### TASK BRIEF
Look through the lines below and extract any with the word "University".
%%
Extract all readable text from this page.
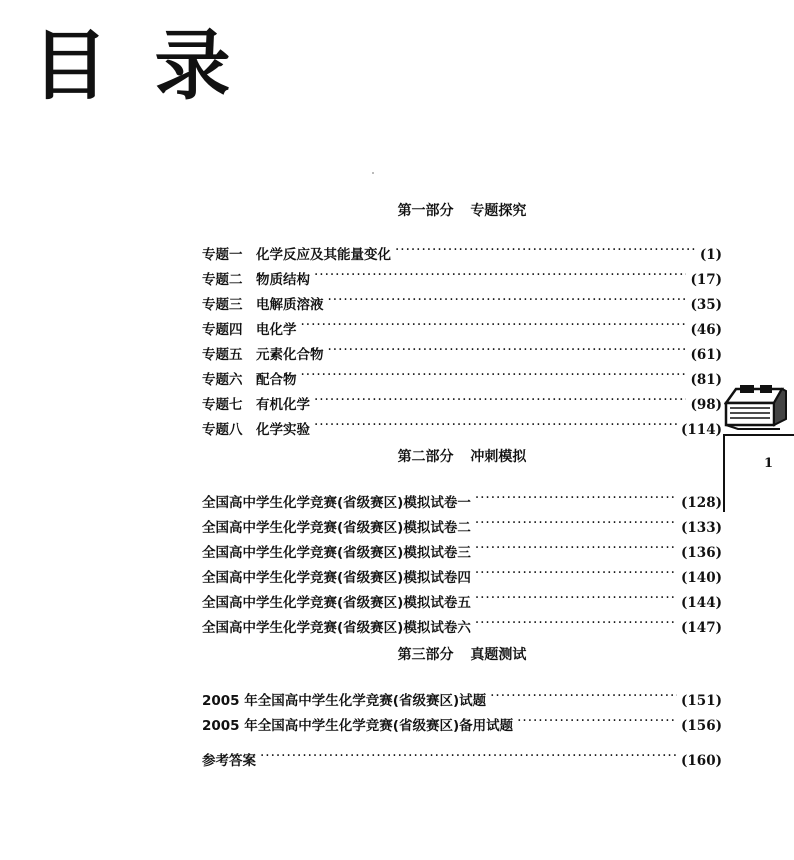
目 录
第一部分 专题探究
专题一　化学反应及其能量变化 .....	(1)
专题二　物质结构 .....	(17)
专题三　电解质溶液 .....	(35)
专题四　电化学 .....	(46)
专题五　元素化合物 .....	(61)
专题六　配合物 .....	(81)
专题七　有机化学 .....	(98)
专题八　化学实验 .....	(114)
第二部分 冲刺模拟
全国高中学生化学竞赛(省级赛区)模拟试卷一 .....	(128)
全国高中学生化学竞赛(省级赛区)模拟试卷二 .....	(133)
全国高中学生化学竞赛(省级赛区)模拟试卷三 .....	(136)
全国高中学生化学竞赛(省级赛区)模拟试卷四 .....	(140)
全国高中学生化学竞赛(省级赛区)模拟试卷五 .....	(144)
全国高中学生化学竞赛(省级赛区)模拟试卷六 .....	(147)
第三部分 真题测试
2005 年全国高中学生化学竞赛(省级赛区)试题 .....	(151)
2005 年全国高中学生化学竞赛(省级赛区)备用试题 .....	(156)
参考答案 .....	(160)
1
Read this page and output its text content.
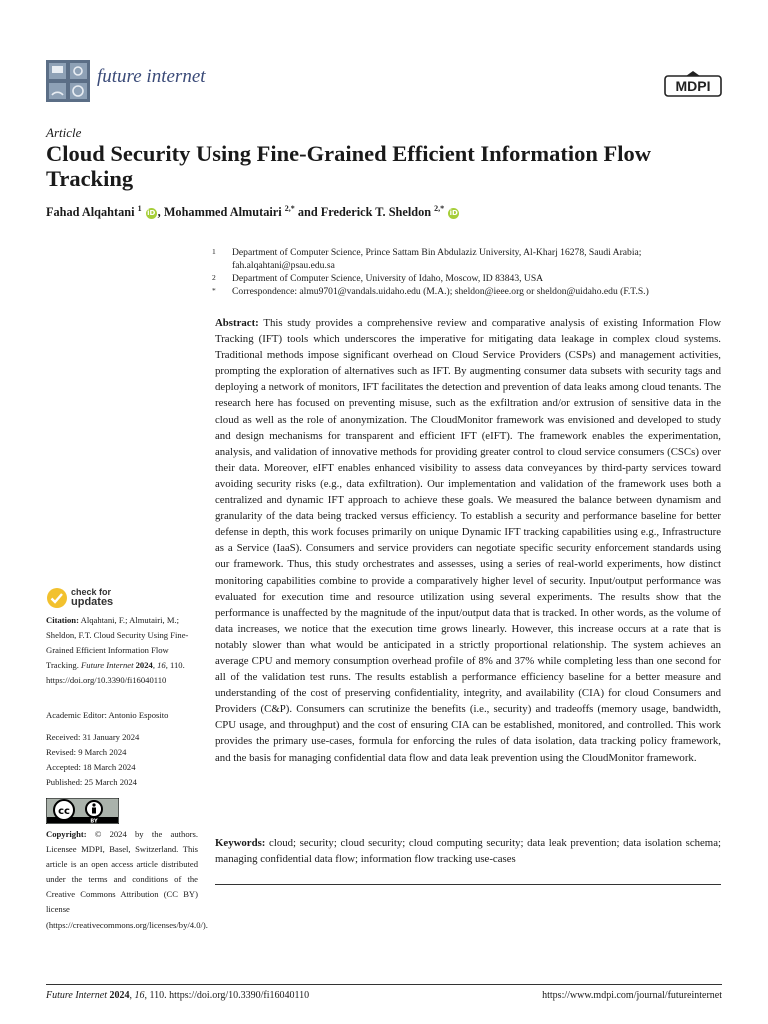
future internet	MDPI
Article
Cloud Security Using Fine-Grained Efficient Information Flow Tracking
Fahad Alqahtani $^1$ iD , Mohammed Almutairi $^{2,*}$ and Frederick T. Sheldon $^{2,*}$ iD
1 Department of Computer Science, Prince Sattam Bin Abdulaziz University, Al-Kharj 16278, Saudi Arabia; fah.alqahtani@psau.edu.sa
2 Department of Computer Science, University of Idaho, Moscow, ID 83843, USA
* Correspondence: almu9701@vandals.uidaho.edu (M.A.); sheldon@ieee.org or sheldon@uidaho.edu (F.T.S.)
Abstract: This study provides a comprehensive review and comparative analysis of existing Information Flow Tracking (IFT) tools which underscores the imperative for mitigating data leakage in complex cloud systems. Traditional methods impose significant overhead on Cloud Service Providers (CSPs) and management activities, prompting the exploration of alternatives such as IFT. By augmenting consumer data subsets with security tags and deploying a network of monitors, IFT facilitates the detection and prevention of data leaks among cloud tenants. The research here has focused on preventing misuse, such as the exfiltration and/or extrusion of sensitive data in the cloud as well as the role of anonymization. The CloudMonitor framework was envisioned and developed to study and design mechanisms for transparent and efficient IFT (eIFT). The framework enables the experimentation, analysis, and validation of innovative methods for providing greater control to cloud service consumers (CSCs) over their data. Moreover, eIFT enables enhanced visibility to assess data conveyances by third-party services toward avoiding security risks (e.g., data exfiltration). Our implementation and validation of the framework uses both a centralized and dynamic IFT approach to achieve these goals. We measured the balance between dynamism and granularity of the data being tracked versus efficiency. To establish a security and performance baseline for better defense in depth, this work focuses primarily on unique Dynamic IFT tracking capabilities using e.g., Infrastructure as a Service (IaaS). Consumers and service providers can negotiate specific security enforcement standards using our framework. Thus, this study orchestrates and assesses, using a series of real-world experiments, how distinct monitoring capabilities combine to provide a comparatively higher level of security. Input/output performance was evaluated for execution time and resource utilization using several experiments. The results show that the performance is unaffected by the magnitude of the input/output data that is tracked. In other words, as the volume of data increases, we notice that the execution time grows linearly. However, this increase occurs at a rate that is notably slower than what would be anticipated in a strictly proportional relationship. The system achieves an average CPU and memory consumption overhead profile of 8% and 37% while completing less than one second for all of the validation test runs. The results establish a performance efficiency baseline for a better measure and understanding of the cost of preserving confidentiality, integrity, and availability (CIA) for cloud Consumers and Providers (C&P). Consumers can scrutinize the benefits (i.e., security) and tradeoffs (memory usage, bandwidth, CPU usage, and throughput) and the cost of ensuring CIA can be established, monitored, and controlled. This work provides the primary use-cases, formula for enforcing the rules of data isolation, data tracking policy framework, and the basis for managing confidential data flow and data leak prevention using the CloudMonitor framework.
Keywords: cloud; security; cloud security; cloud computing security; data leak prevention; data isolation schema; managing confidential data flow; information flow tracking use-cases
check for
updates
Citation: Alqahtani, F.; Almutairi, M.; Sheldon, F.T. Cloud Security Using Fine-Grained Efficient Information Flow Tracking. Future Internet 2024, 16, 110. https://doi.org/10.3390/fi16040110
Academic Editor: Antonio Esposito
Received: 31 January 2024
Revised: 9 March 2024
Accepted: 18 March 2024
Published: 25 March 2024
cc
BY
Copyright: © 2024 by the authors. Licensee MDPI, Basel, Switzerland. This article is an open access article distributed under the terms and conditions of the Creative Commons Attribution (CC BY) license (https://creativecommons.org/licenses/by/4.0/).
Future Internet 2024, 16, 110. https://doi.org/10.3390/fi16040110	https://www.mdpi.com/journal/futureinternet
%%
### COMPLETE OUTPUT
1 Department of Computer Science, Prince Sattam Bin Abdulaziz University, Al-Kharj 16278, Saudi Arabia; fah.alqahtani@psau.edu.sa
2 Department of Computer Science, University of Idaho, Moscow, ID 83843, USA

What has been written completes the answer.